State how many lines of the entries hold the string "поворотных", and nothing more.
┄┄┄┄┄┄┄┄┄┄┄┄┄┄┄┄┄┄┄┄
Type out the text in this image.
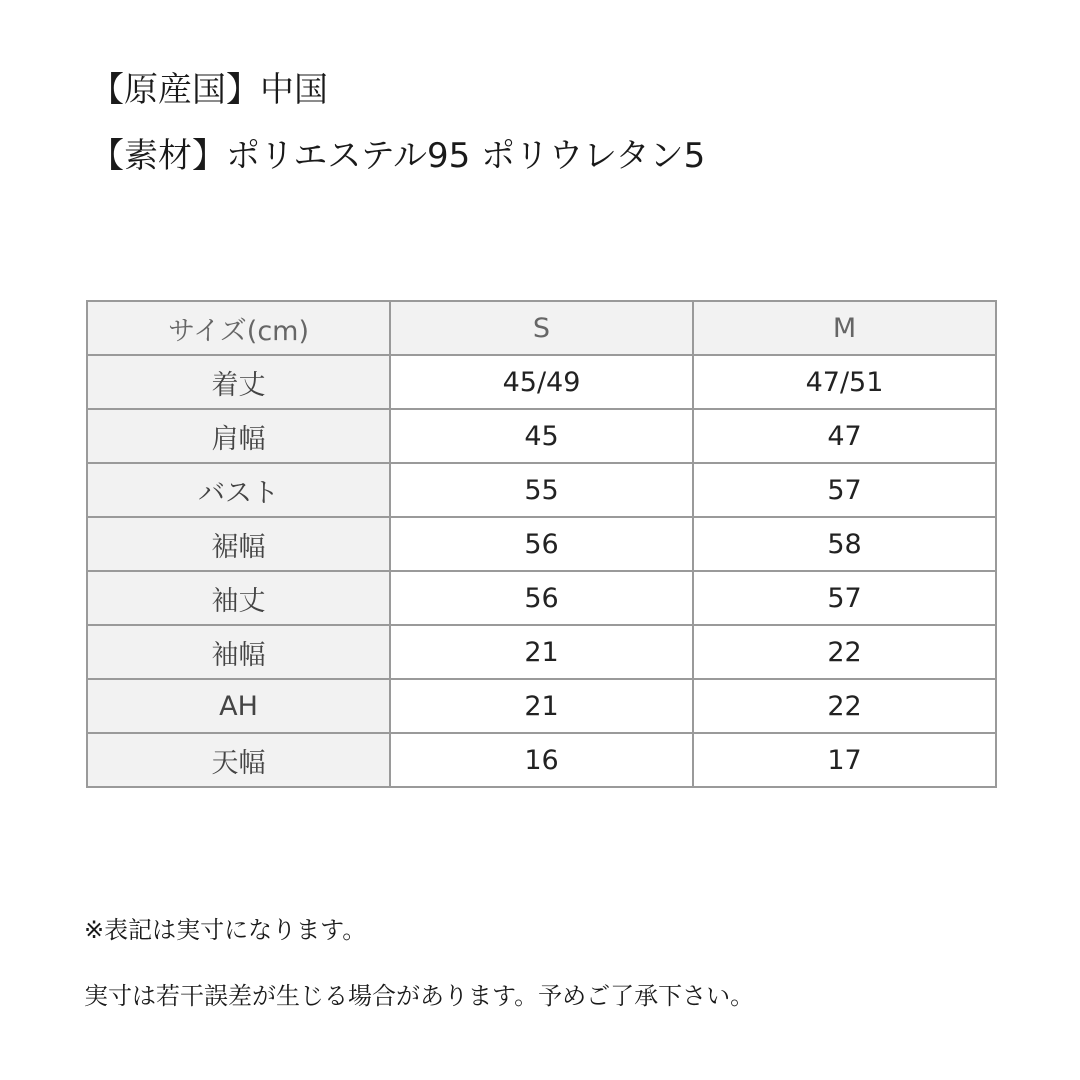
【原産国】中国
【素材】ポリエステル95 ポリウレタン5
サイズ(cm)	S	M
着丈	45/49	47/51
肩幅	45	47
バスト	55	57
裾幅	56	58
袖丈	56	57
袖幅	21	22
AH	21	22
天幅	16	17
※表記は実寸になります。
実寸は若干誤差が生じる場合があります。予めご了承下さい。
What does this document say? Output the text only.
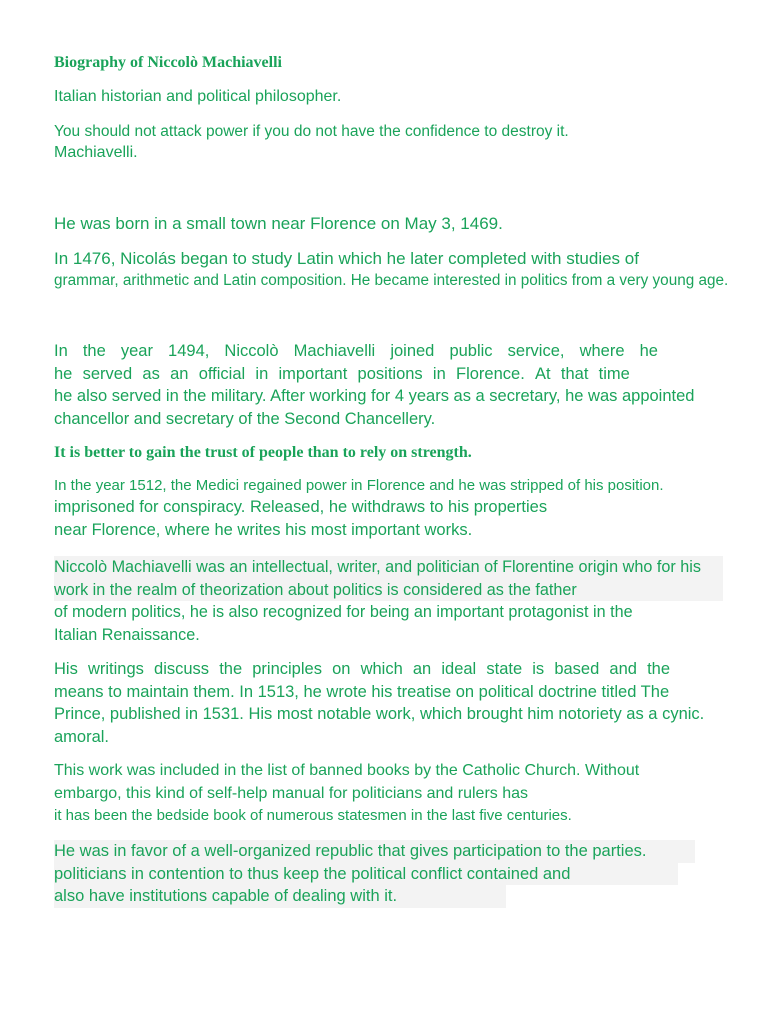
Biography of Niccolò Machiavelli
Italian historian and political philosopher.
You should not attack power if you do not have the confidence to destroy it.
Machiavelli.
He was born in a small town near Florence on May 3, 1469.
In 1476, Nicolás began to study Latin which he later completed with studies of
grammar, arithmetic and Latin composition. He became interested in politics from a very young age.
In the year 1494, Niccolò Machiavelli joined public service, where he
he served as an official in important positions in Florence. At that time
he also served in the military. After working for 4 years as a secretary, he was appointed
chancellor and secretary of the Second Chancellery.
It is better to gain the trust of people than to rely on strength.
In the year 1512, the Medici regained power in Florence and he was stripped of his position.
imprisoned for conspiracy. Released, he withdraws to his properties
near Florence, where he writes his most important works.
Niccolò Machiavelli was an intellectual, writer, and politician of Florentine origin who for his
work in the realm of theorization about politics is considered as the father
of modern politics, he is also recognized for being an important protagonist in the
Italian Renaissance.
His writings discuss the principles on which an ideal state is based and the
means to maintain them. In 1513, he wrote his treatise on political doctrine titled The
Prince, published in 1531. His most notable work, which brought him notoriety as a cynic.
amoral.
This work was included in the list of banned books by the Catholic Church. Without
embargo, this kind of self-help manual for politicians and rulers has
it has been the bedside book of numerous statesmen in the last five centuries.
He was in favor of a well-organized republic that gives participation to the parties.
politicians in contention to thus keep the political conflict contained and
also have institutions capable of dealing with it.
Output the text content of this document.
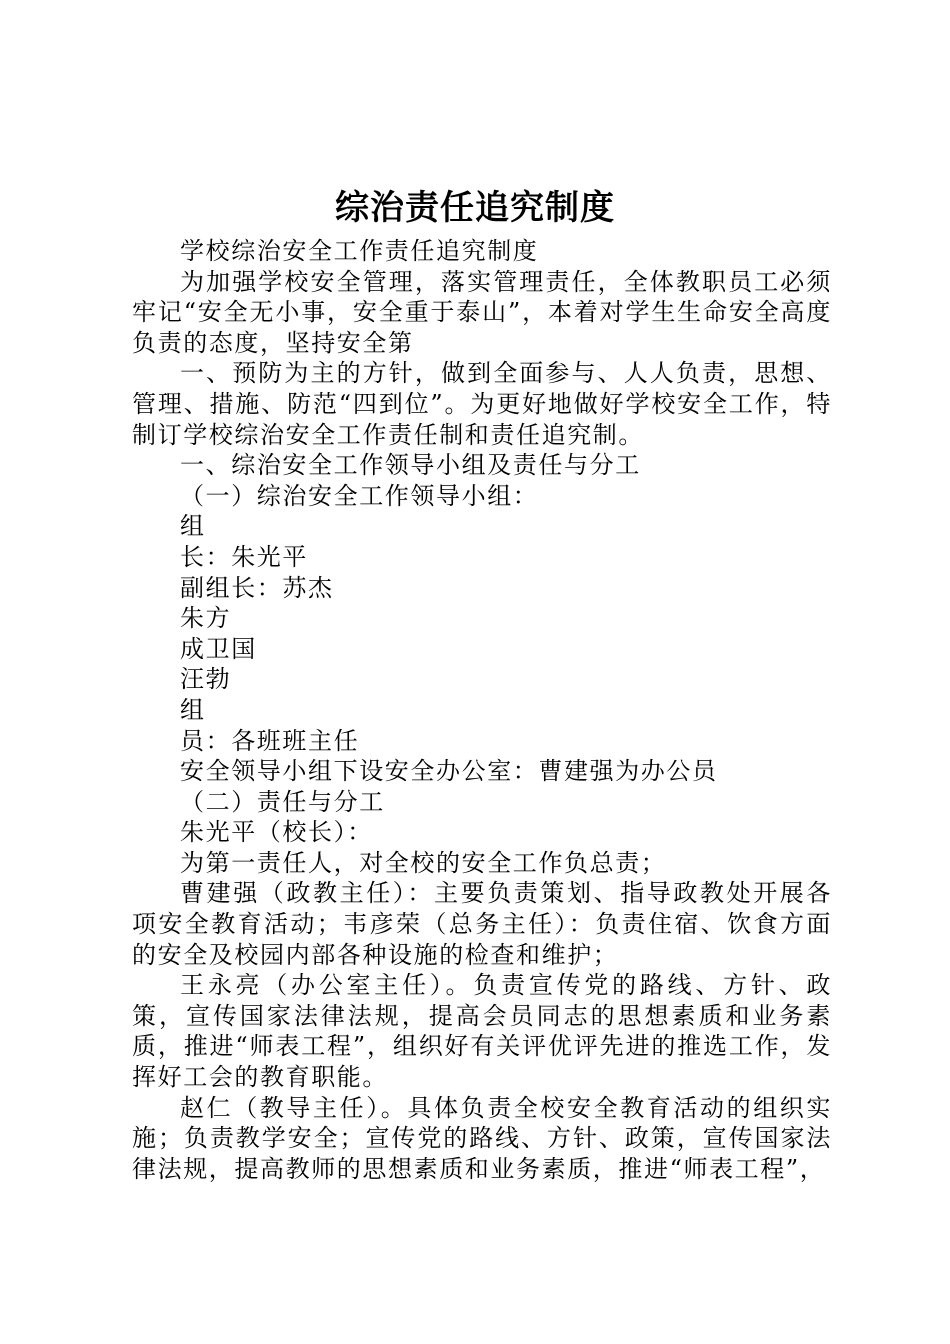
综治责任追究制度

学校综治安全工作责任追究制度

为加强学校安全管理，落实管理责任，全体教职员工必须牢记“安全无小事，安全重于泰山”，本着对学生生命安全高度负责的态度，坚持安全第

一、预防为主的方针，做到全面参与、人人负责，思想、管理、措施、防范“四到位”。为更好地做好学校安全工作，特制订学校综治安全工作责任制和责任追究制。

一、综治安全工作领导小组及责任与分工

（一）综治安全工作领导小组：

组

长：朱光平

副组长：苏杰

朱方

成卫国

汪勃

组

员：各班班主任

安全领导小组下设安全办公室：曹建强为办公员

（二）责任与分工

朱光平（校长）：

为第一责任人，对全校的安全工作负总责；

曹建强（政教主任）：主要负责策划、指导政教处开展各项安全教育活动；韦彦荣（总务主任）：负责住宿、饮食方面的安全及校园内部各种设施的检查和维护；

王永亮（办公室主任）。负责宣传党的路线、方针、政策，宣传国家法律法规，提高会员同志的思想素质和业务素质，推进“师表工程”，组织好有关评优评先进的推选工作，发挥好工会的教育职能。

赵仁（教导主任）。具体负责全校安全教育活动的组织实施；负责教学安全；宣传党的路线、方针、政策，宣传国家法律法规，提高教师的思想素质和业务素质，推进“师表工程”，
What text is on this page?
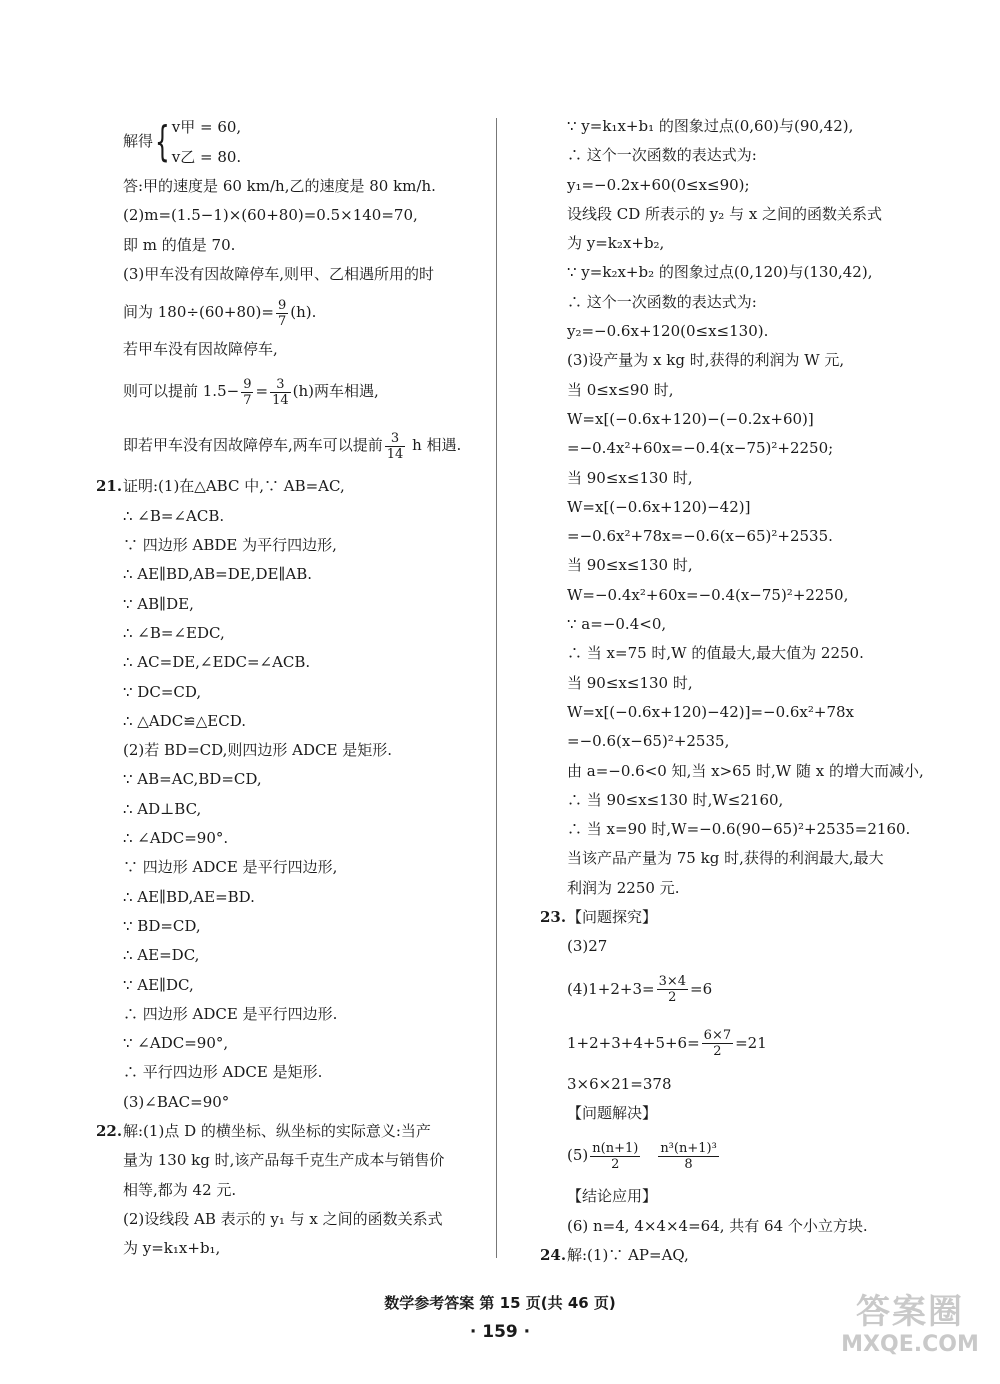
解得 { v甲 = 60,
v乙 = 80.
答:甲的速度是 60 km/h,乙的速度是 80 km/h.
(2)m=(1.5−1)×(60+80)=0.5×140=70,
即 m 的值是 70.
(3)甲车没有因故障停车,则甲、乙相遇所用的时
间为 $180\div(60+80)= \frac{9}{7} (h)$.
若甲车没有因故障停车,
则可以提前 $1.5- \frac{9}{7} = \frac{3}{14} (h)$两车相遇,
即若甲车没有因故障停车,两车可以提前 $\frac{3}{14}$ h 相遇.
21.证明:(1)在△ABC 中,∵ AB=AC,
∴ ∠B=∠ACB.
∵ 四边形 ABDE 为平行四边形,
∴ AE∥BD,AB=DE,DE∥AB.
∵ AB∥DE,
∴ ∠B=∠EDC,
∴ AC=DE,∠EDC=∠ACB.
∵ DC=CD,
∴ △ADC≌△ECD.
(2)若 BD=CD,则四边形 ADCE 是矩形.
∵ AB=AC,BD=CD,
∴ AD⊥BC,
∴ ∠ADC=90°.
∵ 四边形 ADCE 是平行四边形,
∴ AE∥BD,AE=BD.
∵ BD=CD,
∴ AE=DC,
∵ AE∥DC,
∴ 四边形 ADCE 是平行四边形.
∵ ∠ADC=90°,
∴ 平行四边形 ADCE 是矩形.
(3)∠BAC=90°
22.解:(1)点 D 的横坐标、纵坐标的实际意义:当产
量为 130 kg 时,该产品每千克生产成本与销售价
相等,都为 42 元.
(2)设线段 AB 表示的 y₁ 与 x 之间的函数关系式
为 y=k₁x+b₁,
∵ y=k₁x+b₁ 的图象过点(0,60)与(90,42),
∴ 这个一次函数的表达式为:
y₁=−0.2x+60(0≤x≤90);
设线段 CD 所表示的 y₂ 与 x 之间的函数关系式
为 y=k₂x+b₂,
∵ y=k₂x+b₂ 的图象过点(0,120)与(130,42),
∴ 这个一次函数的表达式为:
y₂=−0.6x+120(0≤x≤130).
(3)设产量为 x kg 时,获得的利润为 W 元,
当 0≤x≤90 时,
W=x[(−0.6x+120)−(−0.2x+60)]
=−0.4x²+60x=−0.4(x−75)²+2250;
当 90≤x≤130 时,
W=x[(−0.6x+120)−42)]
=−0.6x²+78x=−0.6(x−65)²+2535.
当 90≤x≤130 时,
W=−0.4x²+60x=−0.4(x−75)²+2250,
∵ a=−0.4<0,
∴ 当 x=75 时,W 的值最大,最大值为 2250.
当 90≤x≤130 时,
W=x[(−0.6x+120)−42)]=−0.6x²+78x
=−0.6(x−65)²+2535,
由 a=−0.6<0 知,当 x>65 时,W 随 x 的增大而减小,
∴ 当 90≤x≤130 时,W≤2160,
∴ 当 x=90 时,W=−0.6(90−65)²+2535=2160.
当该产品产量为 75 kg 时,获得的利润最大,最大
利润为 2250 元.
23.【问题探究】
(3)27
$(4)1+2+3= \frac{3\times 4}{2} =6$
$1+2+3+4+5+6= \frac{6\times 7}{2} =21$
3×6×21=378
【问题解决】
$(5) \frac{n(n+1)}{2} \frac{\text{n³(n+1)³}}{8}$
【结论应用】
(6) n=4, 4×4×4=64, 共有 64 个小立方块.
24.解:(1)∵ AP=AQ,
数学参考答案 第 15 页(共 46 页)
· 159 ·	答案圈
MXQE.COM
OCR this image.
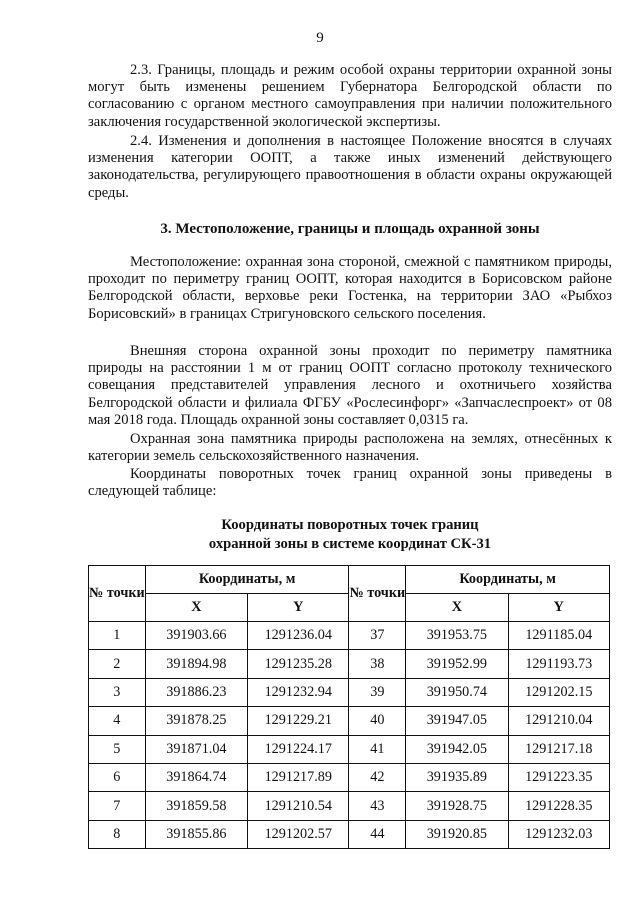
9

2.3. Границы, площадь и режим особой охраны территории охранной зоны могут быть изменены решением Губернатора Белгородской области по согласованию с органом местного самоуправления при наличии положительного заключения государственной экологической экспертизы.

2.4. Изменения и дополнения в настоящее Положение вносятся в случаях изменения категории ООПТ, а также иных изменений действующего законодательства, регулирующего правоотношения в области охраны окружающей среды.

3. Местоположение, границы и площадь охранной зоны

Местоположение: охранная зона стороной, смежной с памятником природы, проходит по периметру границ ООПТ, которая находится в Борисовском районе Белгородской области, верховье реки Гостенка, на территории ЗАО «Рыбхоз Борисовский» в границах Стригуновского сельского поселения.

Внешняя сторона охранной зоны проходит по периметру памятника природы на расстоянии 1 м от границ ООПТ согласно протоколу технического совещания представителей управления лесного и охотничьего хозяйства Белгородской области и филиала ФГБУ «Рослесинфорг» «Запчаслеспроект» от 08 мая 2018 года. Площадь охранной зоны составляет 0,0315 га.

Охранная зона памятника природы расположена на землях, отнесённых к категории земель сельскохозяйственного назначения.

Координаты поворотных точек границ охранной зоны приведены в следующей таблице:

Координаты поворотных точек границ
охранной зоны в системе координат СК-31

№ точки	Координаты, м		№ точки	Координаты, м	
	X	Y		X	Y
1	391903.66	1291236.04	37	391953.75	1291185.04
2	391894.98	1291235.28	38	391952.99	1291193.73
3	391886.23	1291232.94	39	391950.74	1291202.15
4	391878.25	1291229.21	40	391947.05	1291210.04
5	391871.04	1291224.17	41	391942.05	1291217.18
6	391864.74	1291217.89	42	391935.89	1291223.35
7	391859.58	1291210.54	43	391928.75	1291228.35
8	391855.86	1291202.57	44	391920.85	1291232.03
┄┄┄┄┄┄┄┄┄┄┄┄┄┄┄┄┄┄┄┄
| Result of the task |
2